• **WHAT IS BEING ASKED**: Filter for the word "JSON" and keep each matching line.

• **Stored items**:
** begin **
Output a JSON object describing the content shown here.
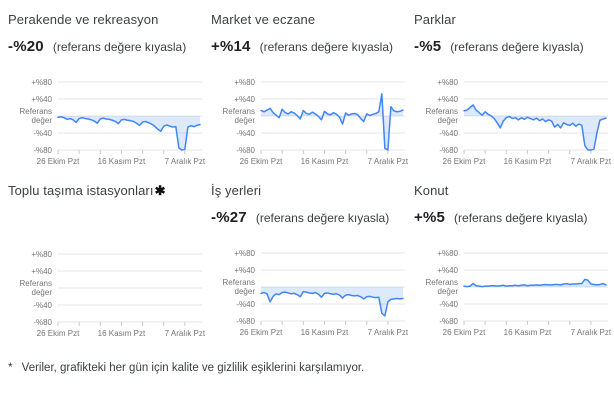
{
  "footnote": {
    "marker": "*",
    "text": "Veriler, grafikteki her gün için kalite ve gizlilik eşiklerini karşılamıyor."
  },
  "axis": {
    "y_labels": [
      "+%80",
      "+%40",
      "Referans değer",
      "-%40",
      "-%80"
    ],
    "y_values": [
      80,
      40,
      0,
      -40,
      -80
    ],
    "x_labels": [
      "26 Ekim Pzt",
      "16 Kasım Pzt",
      "7 Aralık Pzt"
    ],
    "x_label_days": [
      0,
      21,
      42
    ],
    "tick_interval_days": 7,
    "total_days": 48,
    "ylim": [
      -80,
      80
    ]
  },
  "colors": {
    "line": "#4285f4",
    "fill": "#4285f4",
    "fill_opacity": "0.18",
    "grid": "#e3e5e8",
    "tick": "#c7cacd",
    "axis_text": "#757575",
    "title_text": "#3c4043",
    "value_text": "#202124"
  },
  "chart_data": [
    {
      "type": "line",
      "title": "Perakende ve rekreasyon",
      "value_label": "-%20",
      "compare_label": "(referans değere kıyasla)",
      "baseline_label": "Referans değer",
      "ylim": [
        -80,
        80
      ],
      "x_ticks": [
        "26 Ekim Pzt",
        "16 Kasım Pzt",
        "7 Aralık Pzt"
      ],
      "values": [
        -3,
        -2,
        -4,
        -8,
        -6,
        -9,
        -15,
        -6,
        -4,
        -6,
        -7,
        -9,
        -12,
        -17,
        -7,
        -5,
        -7,
        -8,
        -10,
        -13,
        -18,
        -9,
        -8,
        -10,
        -11,
        -13,
        -17,
        -22,
        -14,
        -13,
        -16,
        -19,
        -24,
        -31,
        -36,
        -24,
        -21,
        -24,
        -26,
        -25,
        -75,
        -80,
        -78,
        -26,
        -23,
        -25,
        -22,
        -20
      ]
    },
    {
      "type": "line",
      "title": "Market ve eczane",
      "value_label": "+%14",
      "compare_label": "(referans değere kıyasla)",
      "baseline_label": "Referans değer",
      "ylim": [
        -80,
        80
      ],
      "x_ticks": [
        "26 Ekim Pzt",
        "16 Kasım Pzt",
        "7 Aralık Pzt"
      ],
      "values": [
        13,
        10,
        14,
        18,
        8,
        2,
        -4,
        16,
        8,
        5,
        10,
        7,
        1,
        -7,
        13,
        6,
        4,
        9,
        5,
        -1,
        -9,
        11,
        5,
        3,
        8,
        4,
        -3,
        -19,
        7,
        2,
        5,
        6,
        3,
        -6,
        -13,
        5,
        1,
        4,
        6,
        10,
        52,
        -76,
        -80,
        22,
        12,
        10,
        11,
        14
      ]
    },
    {
      "type": "line",
      "title": "Parklar",
      "value_label": "-%5",
      "compare_label": "(referans değere kıyasla)",
      "baseline_label": "Referans değer",
      "ylim": [
        -80,
        80
      ],
      "x_ticks": [
        "26 Ekim Pzt",
        "16 Kasım Pzt",
        "7 Aralık Pzt"
      ],
      "values": [
        12,
        14,
        20,
        26,
        14,
        8,
        2,
        10,
        4,
        0,
        -6,
        -16,
        -28,
        -12,
        -4,
        -1,
        -6,
        -4,
        -9,
        -4,
        -8,
        -3,
        -6,
        -9,
        -5,
        -11,
        -7,
        -13,
        -9,
        -12,
        -26,
        -20,
        -28,
        -16,
        -20,
        -22,
        -17,
        -24,
        -19,
        -22,
        -70,
        -80,
        -80,
        -78,
        -40,
        -10,
        -7,
        -5
      ]
    },
    {
      "type": "line",
      "title": "Toplu taşıma istasyonları",
      "star": "✱",
      "value_label": null,
      "compare_label": null,
      "baseline_label": "Referans değer",
      "ylim": [
        -80,
        80
      ],
      "x_ticks": [
        "26 Ekim Pzt",
        "16 Kasım Pzt",
        "7 Aralık Pzt"
      ],
      "values": null
    },
    {
      "type": "line",
      "title": "İş yerleri",
      "value_label": "-%27",
      "compare_label": "(referans değere kıyasla)",
      "baseline_label": "Referans değer",
      "ylim": [
        -80,
        80
      ],
      "x_ticks": [
        "26 Ekim Pzt",
        "16 Kasım Pzt",
        "7 Aralık Pzt"
      ],
      "values": [
        -15,
        -13,
        -16,
        -35,
        -22,
        -16,
        -18,
        -13,
        -12,
        -14,
        -16,
        -15,
        -18,
        -23,
        -11,
        -12,
        -14,
        -15,
        -13,
        -17,
        -24,
        -15,
        -14,
        -16,
        -17,
        -16,
        -19,
        -26,
        -19,
        -18,
        -20,
        -21,
        -20,
        -23,
        -28,
        -23,
        -22,
        -24,
        -25,
        -24,
        -62,
        -68,
        -35,
        -29,
        -28,
        -27,
        -28,
        -27
      ]
    },
    {
      "type": "line",
      "title": "Konut",
      "value_label": "+%5",
      "compare_label": "(referans değere kıyasla)",
      "baseline_label": "Referans değer",
      "ylim": [
        -80,
        80
      ],
      "x_ticks": [
        "26 Ekim Pzt",
        "16 Kasım Pzt",
        "7 Aralık Pzt"
      ],
      "values": [
        2,
        1,
        2,
        8,
        3,
        2,
        1,
        2,
        2,
        3,
        3,
        2,
        3,
        4,
        2,
        3,
        3,
        4,
        3,
        4,
        5,
        3,
        4,
        4,
        5,
        4,
        5,
        6,
        5,
        5,
        6,
        6,
        5,
        7,
        8,
        6,
        7,
        7,
        8,
        8,
        18,
        16,
        7,
        6,
        5,
        6,
        8,
        5
      ]
    }
  ]
}
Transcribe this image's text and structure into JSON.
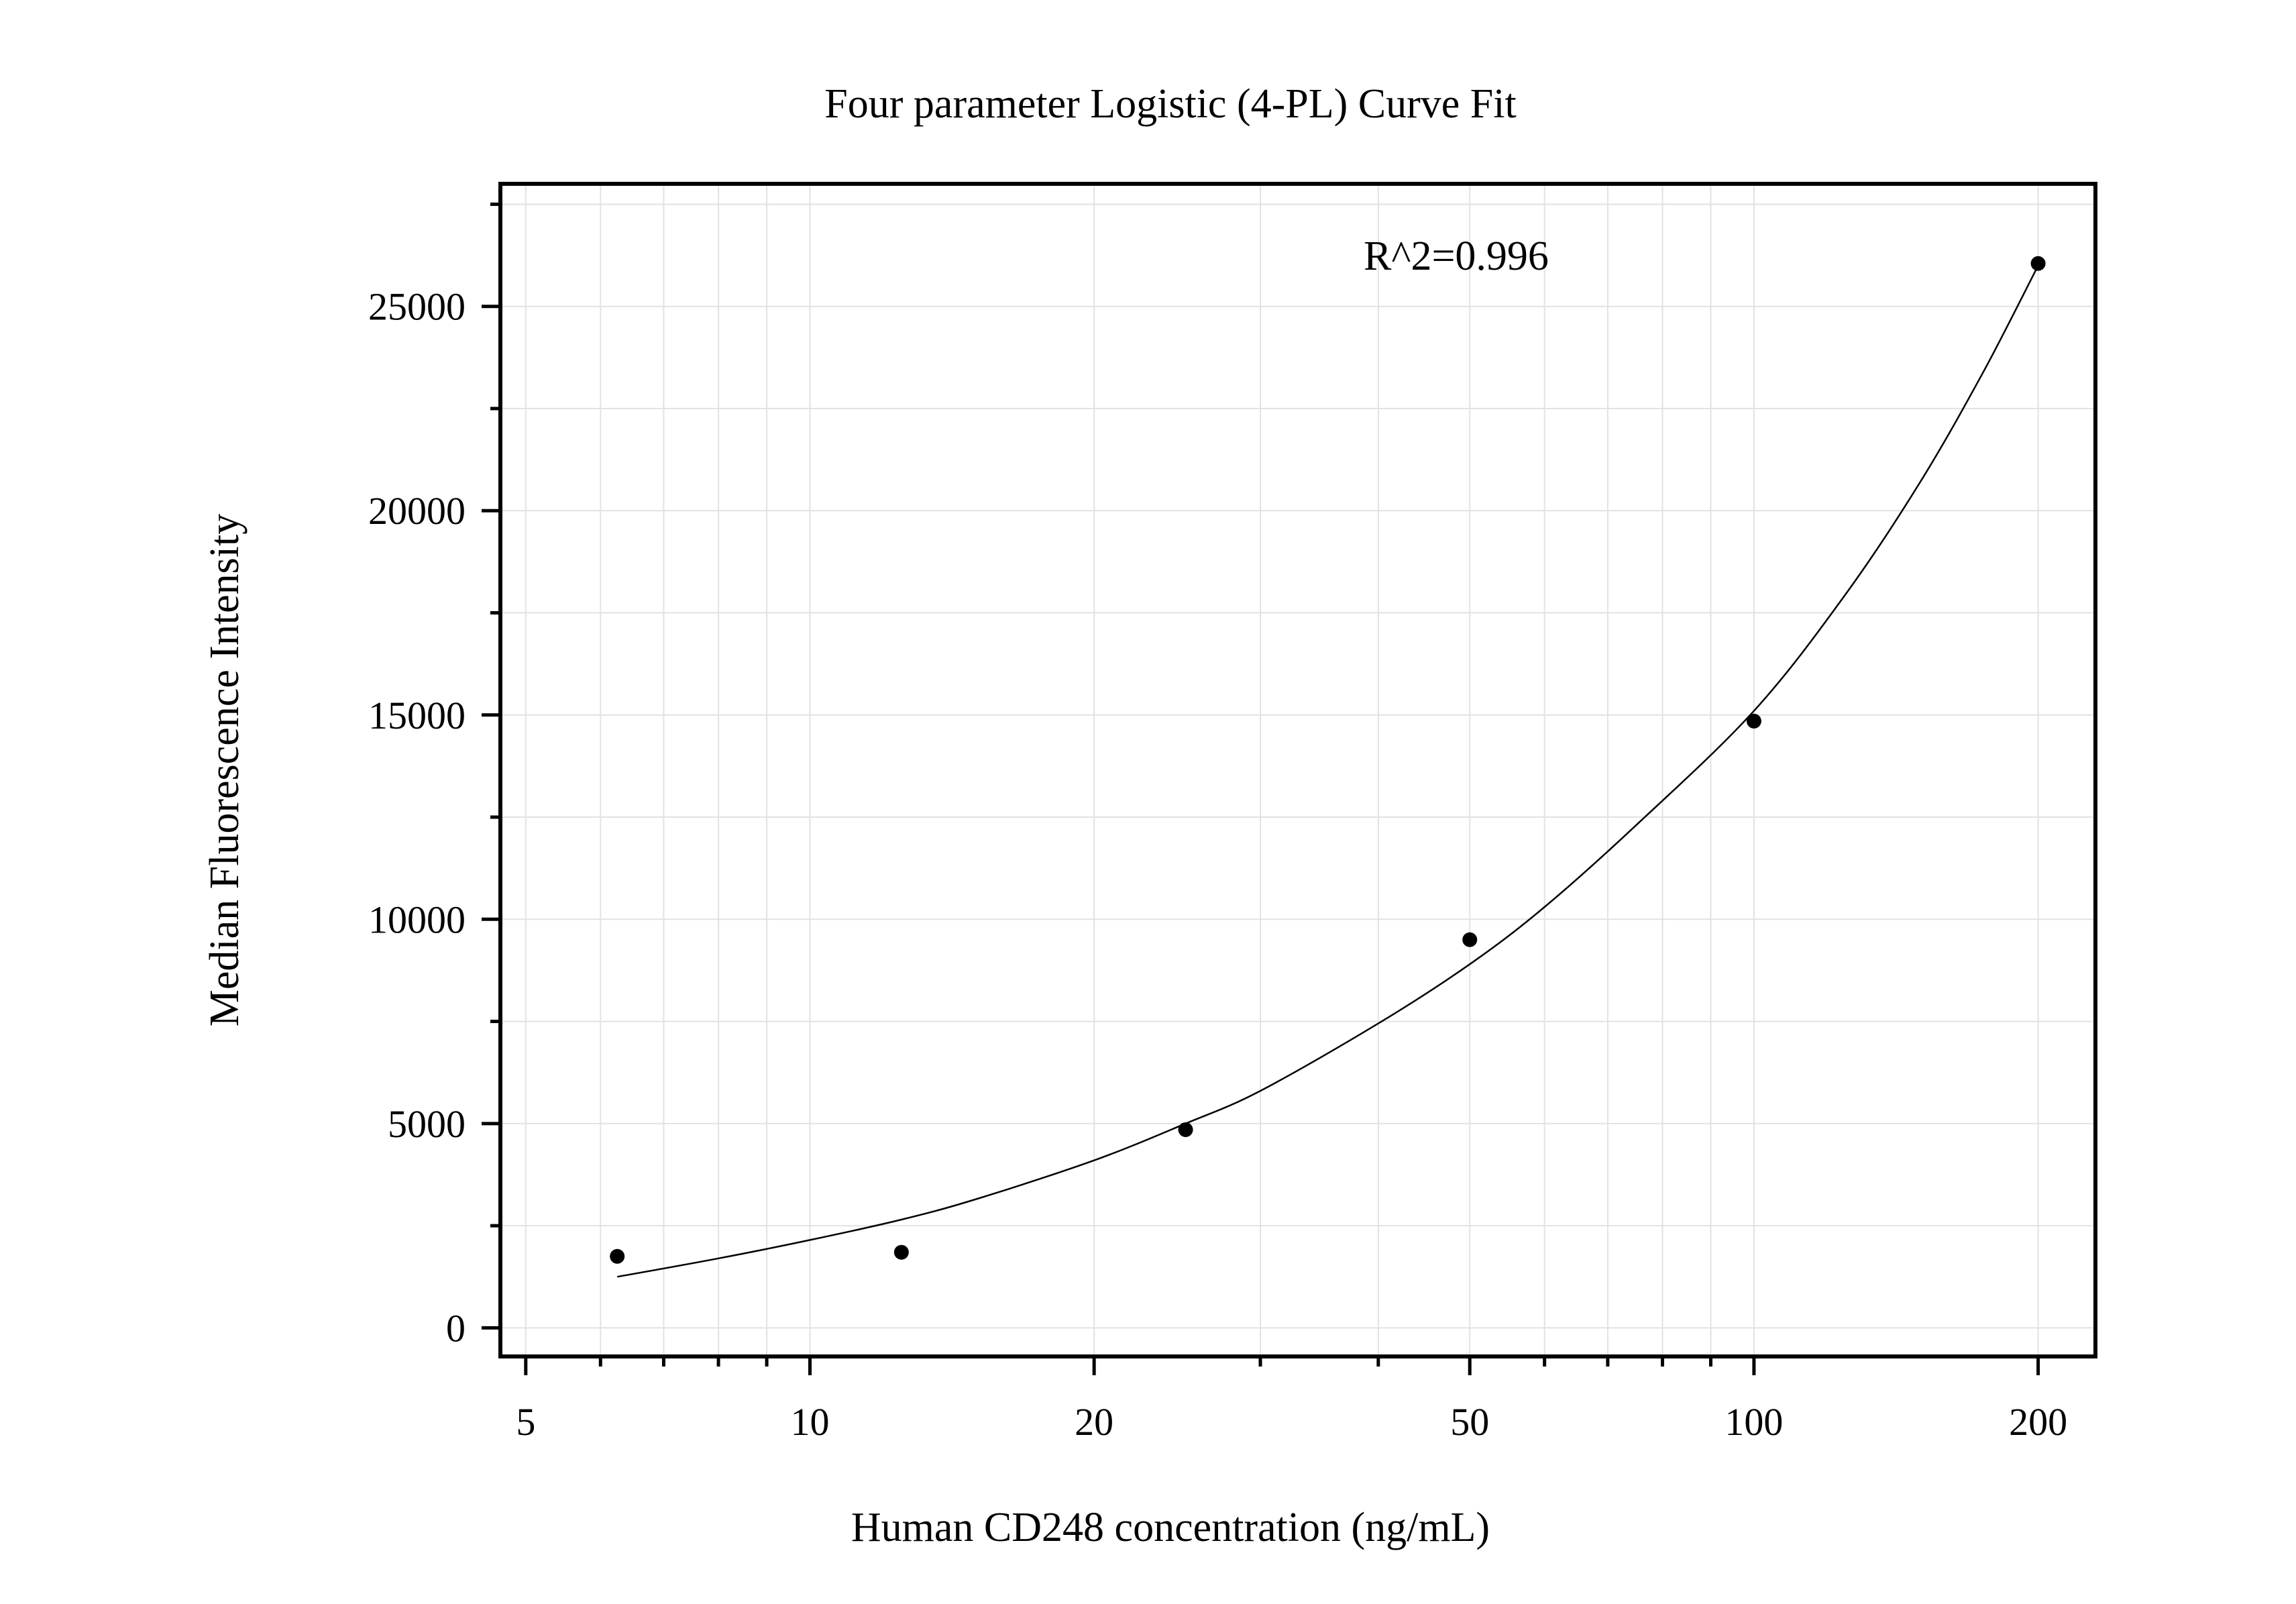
** end **
• **SOLUTION TO THIS PROBLEM**:
Output a JSON object describing the content shown here.
Transcribe this image's text and structure into JSON.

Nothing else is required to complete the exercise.